What is asked: Find the string "tratamento" in the entries and copy each line that has it.

Dataset rows:
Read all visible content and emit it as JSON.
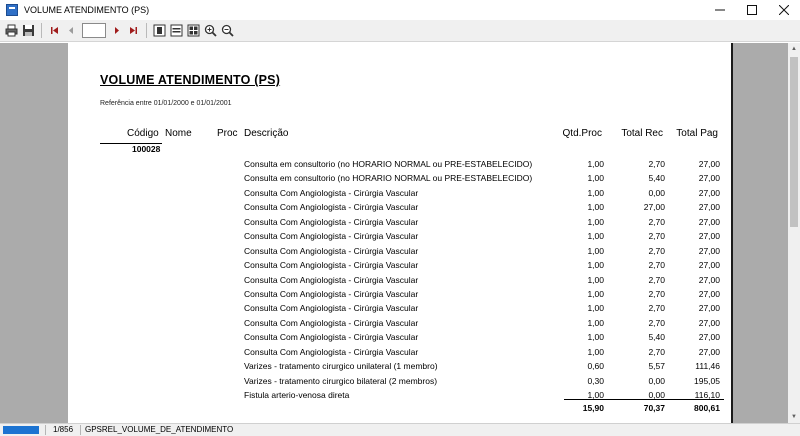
{
  "window": {
    "title": "VOLUME ATENDIMENTO (PS)"
  },
  "toolbar": {
    "page_value": ""
  },
  "report": {
    "title": "VOLUME ATENDIMENTO (PS)",
    "reference": "Referência entre 01/01/2000 e 01/01/2001",
    "columns": {
      "codigo": "Código",
      "nome": "Nome",
      "proc": "Proc",
      "descricao": "Descrição",
      "qtd_proc": "Qtd.Proc",
      "total_rec": "Total Rec",
      "total_pag": "Total Pag"
    },
    "group_code": "100028",
    "rows": [
      {
        "desc": "Consulta em consultorio (no HORARIO NORMAL ou PRE-ESTABELECIDO)",
        "qtd": "1,00",
        "rec": "2,70",
        "pag": "27,00"
      },
      {
        "desc": "Consulta em consultorio (no HORARIO NORMAL ou PRE-ESTABELECIDO)",
        "qtd": "1,00",
        "rec": "5,40",
        "pag": "27,00"
      },
      {
        "desc": "Consulta Com Angiologista - Cirúrgia Vascular",
        "qtd": "1,00",
        "rec": "0,00",
        "pag": "27,00"
      },
      {
        "desc": "Consulta Com Angiologista - Cirúrgia Vascular",
        "qtd": "1,00",
        "rec": "27,00",
        "pag": "27,00"
      },
      {
        "desc": "Consulta Com Angiologista - Cirúrgia Vascular",
        "qtd": "1,00",
        "rec": "2,70",
        "pag": "27,00"
      },
      {
        "desc": "Consulta Com Angiologista - Cirúrgia Vascular",
        "qtd": "1,00",
        "rec": "2,70",
        "pag": "27,00"
      },
      {
        "desc": "Consulta Com Angiologista - Cirúrgia Vascular",
        "qtd": "1,00",
        "rec": "2,70",
        "pag": "27,00"
      },
      {
        "desc": "Consulta Com Angiologista - Cirúrgia Vascular",
        "qtd": "1,00",
        "rec": "2,70",
        "pag": "27,00"
      },
      {
        "desc": "Consulta Com Angiologista - Cirúrgia Vascular",
        "qtd": "1,00",
        "rec": "2,70",
        "pag": "27,00"
      },
      {
        "desc": "Consulta Com Angiologista - Cirúrgia Vascular",
        "qtd": "1,00",
        "rec": "2,70",
        "pag": "27,00"
      },
      {
        "desc": "Consulta Com Angiologista - Cirúrgia Vascular",
        "qtd": "1,00",
        "rec": "2,70",
        "pag": "27,00"
      },
      {
        "desc": "Consulta Com Angiologista - Cirúrgia Vascular",
        "qtd": "1,00",
        "rec": "2,70",
        "pag": "27,00"
      },
      {
        "desc": "Consulta Com Angiologista - Cirúrgia Vascular",
        "qtd": "1,00",
        "rec": "5,40",
        "pag": "27,00"
      },
      {
        "desc": "Consulta Com Angiologista - Cirúrgia Vascular",
        "qtd": "1,00",
        "rec": "2,70",
        "pag": "27,00"
      },
      {
        "desc": "Varizes - tratamento cirurgico unilateral  (1 membro)",
        "qtd": "0,60",
        "rec": "5,57",
        "pag": "111,46"
      },
      {
        "desc": "Varizes - tratamento cirurgico bilateral  (2 membros)",
        "qtd": "0,30",
        "rec": "0,00",
        "pag": "195,05"
      },
      {
        "desc": "Fistula arterio-venosa direta",
        "qtd": "1,00",
        "rec": "0,00",
        "pag": "116,10"
      }
    ],
    "totals": {
      "qtd": "15,90",
      "rec": "70,37",
      "pag": "800,61"
    }
  },
  "status": {
    "pages": "1/856",
    "report_name": "GPSREL_VOLUME_DE_ATENDIMENTO"
  }
}
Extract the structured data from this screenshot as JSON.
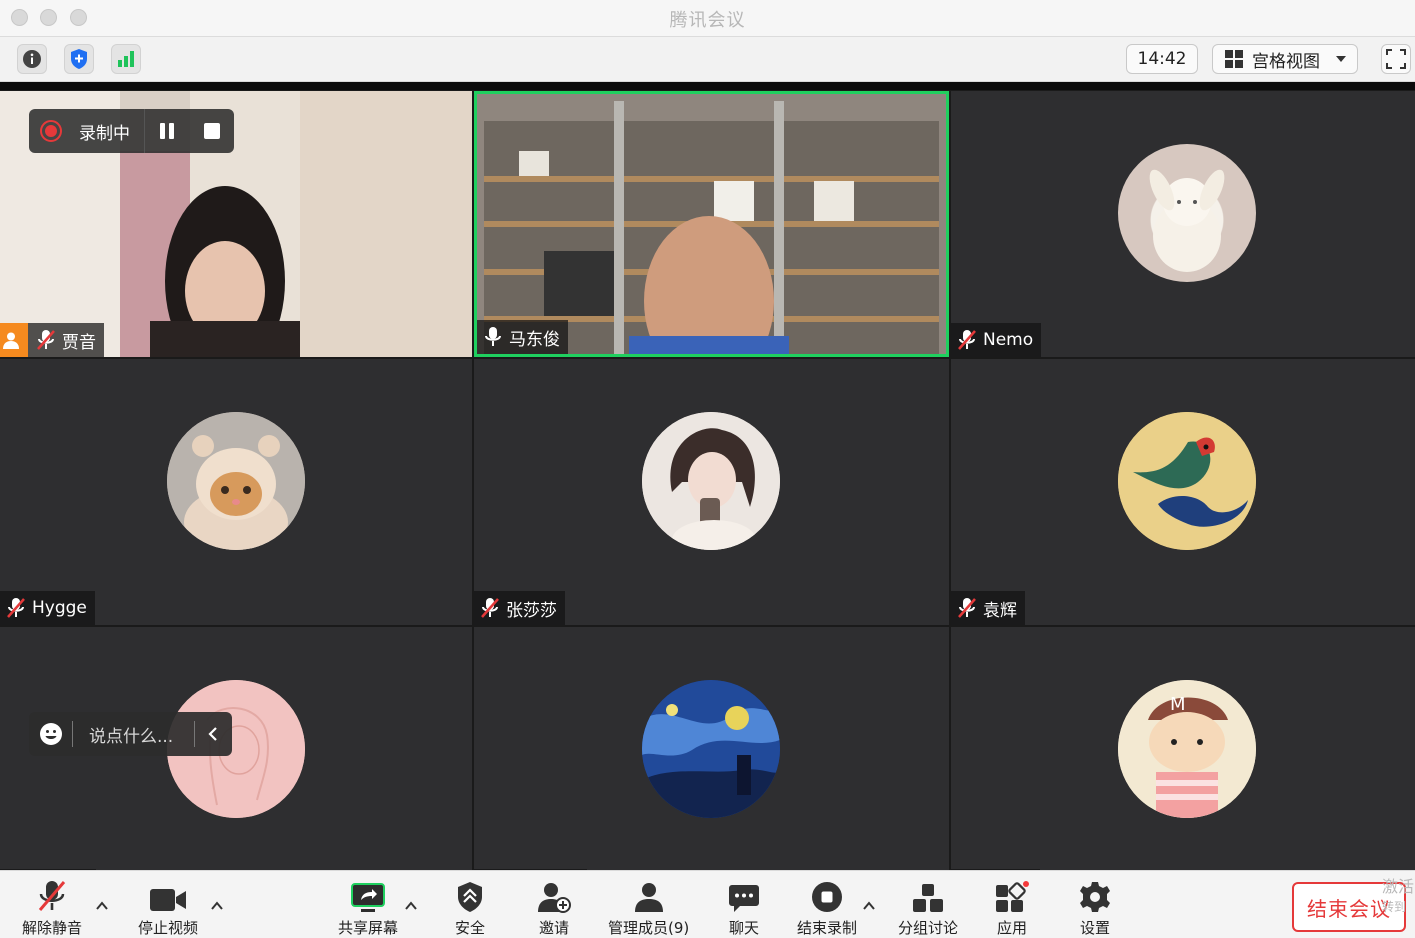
{
  "window": {
    "title": "腾讯会议"
  },
  "toolbar": {
    "time": "14:42",
    "view_label": "宫格视图"
  },
  "recording": {
    "label": "录制中"
  },
  "participants": [
    {
      "name": "贾音",
      "muted": true,
      "host": true,
      "speaking": false
    },
    {
      "name": "马东俊",
      "muted": false,
      "host": false,
      "speaking": true
    },
    {
      "name": "Nemo",
      "muted": true,
      "host": false,
      "speaking": false
    },
    {
      "name": "Hygge",
      "muted": true,
      "host": false,
      "speaking": false
    },
    {
      "name": "张莎莎",
      "muted": true,
      "host": false,
      "speaking": false
    },
    {
      "name": "袁辉",
      "muted": true,
      "host": false,
      "speaking": false
    }
  ],
  "chat": {
    "placeholder": "说点什么..."
  },
  "bottom_bar": {
    "unmute": "解除静音",
    "stop_video": "停止视频",
    "share_screen": "共享屏幕",
    "security": "安全",
    "invite": "邀请",
    "manage_members": "管理成员(9)",
    "chat": "聊天",
    "end_recording": "结束录制",
    "breakout": "分组讨论",
    "apps": "应用",
    "settings": "设置",
    "end_meeting": "结束会议"
  },
  "watermark": {
    "line1": "激活",
    "line2": "转到"
  },
  "colors": {
    "accent_green": "#1fd05f",
    "end_red": "#e5393a",
    "tile_bg": "#2e2e30",
    "brand_blue": "#1f6ff2"
  }
}
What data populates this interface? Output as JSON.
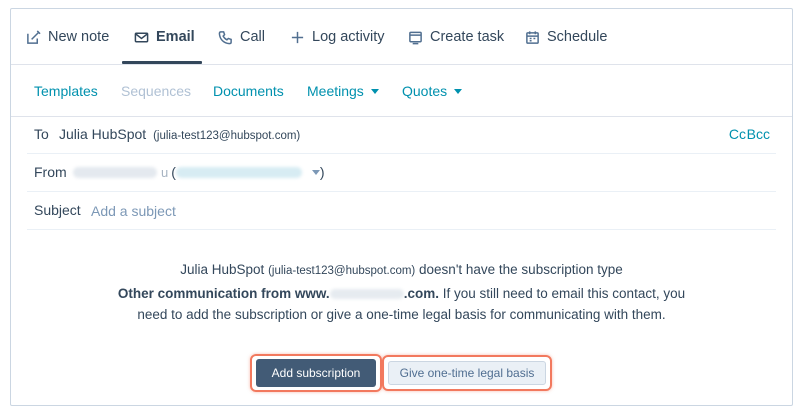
{
  "tabs": [
    {
      "label": "New note",
      "icon": "edit-icon"
    },
    {
      "label": "Email",
      "icon": "email-icon",
      "active": true
    },
    {
      "label": "Call",
      "icon": "phone-icon"
    },
    {
      "label": "Log activity",
      "icon": "plus-icon"
    },
    {
      "label": "Create task",
      "icon": "task-icon"
    },
    {
      "label": "Schedule",
      "icon": "calendar-icon"
    }
  ],
  "toolbar": {
    "templates": "Templates",
    "sequences": "Sequences",
    "documents": "Documents",
    "meetings": "Meetings",
    "quotes": "Quotes"
  },
  "to": {
    "label": "To",
    "name": "Julia HubSpot",
    "email": "(julia-test123@hubspot.com)",
    "cc": "Cc",
    "bcc": "Bcc"
  },
  "from": {
    "label": "From",
    "suffix_char": "u",
    "open_paren": "(",
    "close_paren": ")"
  },
  "subject": {
    "label": "Subject",
    "placeholder": "Add a subject",
    "value": ""
  },
  "message": {
    "contact_name": "Julia HubSpot",
    "contact_email": "(julia-test123@hubspot.com)",
    "line1_tail": "doesn't have the subscription type",
    "subscription_prefix": "Other communication from www.",
    "subscription_suffix": ".com.",
    "line2_tail": "If you still need to email this contact, you",
    "line3": "need to add the subscription or give a one-time legal basis for communicating with them."
  },
  "buttons": {
    "add_subscription": "Add subscription",
    "legal_basis": "Give one-time legal basis"
  },
  "colors": {
    "accent_link": "#0091ae",
    "primary_button": "#425b76",
    "highlight": "#f2795e",
    "text": "#33475b"
  }
}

Problem solution:
        "desc": "Varizes - tratamento cirurgico unilateral  (1 membro)",
        "desc": "Varizes - tratamento cirurgico bilateral  (2 membros)",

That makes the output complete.